RECORD SET ::
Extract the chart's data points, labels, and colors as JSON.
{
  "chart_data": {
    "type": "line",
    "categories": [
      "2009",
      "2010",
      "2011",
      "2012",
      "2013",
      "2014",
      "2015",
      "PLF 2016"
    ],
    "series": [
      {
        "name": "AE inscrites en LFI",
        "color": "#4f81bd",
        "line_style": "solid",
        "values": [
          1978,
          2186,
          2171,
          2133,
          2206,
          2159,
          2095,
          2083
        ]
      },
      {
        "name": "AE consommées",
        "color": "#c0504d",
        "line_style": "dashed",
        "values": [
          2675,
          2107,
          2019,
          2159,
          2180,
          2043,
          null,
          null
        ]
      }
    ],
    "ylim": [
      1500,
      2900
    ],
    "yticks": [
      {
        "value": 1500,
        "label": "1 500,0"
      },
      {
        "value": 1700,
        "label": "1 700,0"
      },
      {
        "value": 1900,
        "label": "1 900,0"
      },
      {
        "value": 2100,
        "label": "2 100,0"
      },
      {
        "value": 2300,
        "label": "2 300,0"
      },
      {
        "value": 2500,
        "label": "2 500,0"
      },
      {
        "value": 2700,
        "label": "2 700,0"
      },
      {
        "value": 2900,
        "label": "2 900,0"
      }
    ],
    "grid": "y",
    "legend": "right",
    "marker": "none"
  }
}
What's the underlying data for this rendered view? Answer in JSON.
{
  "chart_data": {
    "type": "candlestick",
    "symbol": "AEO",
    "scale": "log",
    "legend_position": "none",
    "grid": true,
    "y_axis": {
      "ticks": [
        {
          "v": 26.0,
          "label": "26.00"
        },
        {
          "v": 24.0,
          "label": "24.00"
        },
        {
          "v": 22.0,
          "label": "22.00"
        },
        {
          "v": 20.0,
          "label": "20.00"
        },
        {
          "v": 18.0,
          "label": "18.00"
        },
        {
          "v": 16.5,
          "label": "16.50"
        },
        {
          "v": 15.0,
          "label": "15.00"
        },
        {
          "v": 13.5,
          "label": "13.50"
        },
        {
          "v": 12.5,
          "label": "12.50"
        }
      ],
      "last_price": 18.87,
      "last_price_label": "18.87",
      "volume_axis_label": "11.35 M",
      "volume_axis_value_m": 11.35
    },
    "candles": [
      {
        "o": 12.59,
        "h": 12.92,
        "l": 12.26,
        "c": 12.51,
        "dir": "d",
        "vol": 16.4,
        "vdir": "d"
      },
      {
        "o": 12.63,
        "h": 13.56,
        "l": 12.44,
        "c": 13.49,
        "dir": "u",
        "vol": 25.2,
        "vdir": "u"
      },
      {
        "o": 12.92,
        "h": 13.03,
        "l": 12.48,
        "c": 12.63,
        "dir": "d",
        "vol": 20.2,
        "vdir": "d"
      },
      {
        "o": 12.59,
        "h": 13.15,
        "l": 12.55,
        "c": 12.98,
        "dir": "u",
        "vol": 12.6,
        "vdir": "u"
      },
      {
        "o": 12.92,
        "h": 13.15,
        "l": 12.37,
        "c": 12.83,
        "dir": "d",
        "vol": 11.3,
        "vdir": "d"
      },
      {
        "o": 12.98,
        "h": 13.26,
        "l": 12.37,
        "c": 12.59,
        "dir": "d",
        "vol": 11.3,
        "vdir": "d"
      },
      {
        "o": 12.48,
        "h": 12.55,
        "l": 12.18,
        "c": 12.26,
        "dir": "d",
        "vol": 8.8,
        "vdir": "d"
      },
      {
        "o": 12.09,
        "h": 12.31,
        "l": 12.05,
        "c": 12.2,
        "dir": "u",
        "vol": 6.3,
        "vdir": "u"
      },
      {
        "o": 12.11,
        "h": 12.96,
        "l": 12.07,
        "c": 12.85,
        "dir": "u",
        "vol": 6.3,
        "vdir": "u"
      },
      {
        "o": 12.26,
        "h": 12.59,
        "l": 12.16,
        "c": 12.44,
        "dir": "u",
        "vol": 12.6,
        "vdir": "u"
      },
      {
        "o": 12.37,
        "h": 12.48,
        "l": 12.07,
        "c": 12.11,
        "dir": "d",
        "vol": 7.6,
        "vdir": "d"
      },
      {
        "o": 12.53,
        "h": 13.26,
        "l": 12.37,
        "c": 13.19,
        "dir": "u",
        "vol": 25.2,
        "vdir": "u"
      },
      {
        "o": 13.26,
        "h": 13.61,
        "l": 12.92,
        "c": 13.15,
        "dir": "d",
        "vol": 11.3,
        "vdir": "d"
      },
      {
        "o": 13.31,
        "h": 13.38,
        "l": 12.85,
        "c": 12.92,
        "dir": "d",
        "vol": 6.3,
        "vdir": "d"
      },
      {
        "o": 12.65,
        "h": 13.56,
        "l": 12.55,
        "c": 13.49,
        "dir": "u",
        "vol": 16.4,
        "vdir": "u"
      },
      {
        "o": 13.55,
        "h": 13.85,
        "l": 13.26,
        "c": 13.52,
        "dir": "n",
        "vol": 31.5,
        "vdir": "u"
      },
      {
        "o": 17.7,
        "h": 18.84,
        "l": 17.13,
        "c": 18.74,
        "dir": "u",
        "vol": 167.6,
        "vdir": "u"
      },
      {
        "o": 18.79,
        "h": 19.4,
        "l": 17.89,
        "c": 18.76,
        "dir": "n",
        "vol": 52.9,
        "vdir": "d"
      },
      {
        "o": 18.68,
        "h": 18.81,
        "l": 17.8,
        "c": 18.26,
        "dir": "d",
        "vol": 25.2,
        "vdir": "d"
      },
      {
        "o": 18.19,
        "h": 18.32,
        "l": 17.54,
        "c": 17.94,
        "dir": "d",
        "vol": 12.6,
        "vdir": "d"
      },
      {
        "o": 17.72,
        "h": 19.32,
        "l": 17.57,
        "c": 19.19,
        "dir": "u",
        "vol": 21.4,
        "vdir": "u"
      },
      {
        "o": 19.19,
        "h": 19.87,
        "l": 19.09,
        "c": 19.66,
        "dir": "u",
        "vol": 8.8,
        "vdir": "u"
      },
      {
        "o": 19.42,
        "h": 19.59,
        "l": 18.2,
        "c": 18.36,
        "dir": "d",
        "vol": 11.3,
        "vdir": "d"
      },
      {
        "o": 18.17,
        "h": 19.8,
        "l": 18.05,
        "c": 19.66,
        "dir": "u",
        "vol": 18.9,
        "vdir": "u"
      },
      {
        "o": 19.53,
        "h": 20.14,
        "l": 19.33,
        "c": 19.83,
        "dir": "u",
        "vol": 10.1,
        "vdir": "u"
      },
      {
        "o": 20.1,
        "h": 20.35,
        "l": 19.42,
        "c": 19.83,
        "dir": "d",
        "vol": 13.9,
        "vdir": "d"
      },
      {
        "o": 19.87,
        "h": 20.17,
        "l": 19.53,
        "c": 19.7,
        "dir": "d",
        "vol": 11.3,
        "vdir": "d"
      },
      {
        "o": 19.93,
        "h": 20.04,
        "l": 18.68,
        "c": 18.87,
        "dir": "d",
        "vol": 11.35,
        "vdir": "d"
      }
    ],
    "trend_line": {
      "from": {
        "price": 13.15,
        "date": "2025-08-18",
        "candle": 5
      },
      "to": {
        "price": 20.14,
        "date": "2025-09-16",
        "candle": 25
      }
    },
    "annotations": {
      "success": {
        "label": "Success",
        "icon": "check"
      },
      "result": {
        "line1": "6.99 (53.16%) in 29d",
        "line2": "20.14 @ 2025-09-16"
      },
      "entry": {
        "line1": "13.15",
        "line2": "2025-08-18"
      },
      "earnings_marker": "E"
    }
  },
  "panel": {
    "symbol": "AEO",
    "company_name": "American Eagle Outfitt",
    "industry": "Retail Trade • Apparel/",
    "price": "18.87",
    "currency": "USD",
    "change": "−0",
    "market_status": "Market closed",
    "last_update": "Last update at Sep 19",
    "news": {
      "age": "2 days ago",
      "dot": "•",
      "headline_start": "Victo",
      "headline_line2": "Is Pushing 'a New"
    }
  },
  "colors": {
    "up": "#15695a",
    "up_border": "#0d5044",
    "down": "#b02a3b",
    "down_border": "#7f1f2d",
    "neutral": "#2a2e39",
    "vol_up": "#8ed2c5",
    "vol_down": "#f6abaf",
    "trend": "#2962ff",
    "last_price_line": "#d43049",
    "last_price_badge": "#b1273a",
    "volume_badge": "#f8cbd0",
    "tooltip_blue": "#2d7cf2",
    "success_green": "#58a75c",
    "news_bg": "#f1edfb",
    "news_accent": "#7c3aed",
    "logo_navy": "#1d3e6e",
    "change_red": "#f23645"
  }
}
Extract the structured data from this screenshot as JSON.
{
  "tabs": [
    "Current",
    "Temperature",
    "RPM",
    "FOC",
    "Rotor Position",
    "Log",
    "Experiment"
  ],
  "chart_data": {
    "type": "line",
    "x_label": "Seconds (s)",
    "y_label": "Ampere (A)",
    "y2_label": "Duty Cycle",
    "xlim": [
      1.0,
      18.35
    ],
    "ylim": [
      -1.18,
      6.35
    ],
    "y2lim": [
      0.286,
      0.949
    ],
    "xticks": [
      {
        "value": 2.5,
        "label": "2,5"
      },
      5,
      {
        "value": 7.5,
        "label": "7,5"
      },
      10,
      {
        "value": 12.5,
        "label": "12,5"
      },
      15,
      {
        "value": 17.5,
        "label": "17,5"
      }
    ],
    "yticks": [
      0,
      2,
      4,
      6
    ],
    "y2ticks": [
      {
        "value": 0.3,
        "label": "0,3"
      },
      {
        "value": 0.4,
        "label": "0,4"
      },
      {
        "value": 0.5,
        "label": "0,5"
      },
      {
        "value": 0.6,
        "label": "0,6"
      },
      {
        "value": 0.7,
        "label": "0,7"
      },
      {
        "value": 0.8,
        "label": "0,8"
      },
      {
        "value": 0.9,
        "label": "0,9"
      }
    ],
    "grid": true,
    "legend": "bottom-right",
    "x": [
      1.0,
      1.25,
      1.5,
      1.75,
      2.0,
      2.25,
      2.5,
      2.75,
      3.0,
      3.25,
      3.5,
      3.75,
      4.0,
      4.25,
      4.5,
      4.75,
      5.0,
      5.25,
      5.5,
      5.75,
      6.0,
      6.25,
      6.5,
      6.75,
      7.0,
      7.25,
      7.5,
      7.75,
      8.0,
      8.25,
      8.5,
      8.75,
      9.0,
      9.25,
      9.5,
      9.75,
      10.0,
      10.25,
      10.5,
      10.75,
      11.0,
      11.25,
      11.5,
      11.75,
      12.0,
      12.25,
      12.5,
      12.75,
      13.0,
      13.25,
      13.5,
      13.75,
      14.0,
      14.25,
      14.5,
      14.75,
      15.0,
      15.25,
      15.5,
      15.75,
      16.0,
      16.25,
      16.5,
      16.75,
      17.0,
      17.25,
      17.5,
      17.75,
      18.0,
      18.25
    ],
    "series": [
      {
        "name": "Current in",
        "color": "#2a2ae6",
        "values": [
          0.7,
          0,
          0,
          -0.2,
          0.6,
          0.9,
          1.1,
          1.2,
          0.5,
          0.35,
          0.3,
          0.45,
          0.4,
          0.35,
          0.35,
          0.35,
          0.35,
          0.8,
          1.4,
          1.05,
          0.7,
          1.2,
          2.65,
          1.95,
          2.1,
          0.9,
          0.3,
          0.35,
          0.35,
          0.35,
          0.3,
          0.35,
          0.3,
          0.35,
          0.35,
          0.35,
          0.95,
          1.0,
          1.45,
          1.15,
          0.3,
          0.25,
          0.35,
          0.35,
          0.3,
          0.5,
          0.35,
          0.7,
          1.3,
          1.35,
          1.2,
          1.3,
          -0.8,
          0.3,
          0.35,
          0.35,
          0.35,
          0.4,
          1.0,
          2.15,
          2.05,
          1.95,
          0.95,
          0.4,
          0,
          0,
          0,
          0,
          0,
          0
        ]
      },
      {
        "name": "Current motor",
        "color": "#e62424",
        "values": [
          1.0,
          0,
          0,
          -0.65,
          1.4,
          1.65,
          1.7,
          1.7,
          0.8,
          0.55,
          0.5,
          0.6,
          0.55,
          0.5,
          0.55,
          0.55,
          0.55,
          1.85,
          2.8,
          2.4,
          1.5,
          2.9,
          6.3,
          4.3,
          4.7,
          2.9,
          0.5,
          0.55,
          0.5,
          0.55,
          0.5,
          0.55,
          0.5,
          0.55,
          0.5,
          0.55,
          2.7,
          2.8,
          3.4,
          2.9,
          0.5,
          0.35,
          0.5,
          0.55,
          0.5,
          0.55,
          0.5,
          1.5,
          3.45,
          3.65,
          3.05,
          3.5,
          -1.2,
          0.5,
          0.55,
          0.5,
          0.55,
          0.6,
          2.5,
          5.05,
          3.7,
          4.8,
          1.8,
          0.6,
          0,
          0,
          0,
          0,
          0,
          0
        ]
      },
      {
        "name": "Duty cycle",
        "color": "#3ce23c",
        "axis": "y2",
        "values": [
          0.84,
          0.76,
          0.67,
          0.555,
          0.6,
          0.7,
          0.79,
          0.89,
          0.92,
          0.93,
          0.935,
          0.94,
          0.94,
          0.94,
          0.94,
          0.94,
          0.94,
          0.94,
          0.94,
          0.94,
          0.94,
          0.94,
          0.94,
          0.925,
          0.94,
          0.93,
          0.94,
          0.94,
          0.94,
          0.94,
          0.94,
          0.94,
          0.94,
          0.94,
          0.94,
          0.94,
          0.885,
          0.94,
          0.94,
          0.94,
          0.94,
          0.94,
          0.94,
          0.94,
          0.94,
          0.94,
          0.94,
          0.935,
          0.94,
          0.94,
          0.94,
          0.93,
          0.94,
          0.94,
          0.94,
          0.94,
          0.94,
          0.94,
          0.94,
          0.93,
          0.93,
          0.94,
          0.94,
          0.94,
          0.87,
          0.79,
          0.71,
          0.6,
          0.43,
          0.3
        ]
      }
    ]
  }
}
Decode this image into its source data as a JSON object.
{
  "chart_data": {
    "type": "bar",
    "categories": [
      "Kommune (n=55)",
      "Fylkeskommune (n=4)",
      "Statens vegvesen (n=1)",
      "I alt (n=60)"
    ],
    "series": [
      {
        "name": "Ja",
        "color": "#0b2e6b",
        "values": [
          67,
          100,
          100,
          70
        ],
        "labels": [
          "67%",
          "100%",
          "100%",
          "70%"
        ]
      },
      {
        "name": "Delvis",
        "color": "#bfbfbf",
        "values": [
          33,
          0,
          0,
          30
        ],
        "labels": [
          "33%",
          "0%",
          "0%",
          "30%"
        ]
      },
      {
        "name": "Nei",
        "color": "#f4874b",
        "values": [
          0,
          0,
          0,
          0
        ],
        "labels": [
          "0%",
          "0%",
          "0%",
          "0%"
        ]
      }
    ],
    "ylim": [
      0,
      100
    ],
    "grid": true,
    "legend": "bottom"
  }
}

BRIEF :: List the lines of the records where "from" occurs.

SOLUTION ::
      "from": {
Extract the structured data from this screenshot as JSON.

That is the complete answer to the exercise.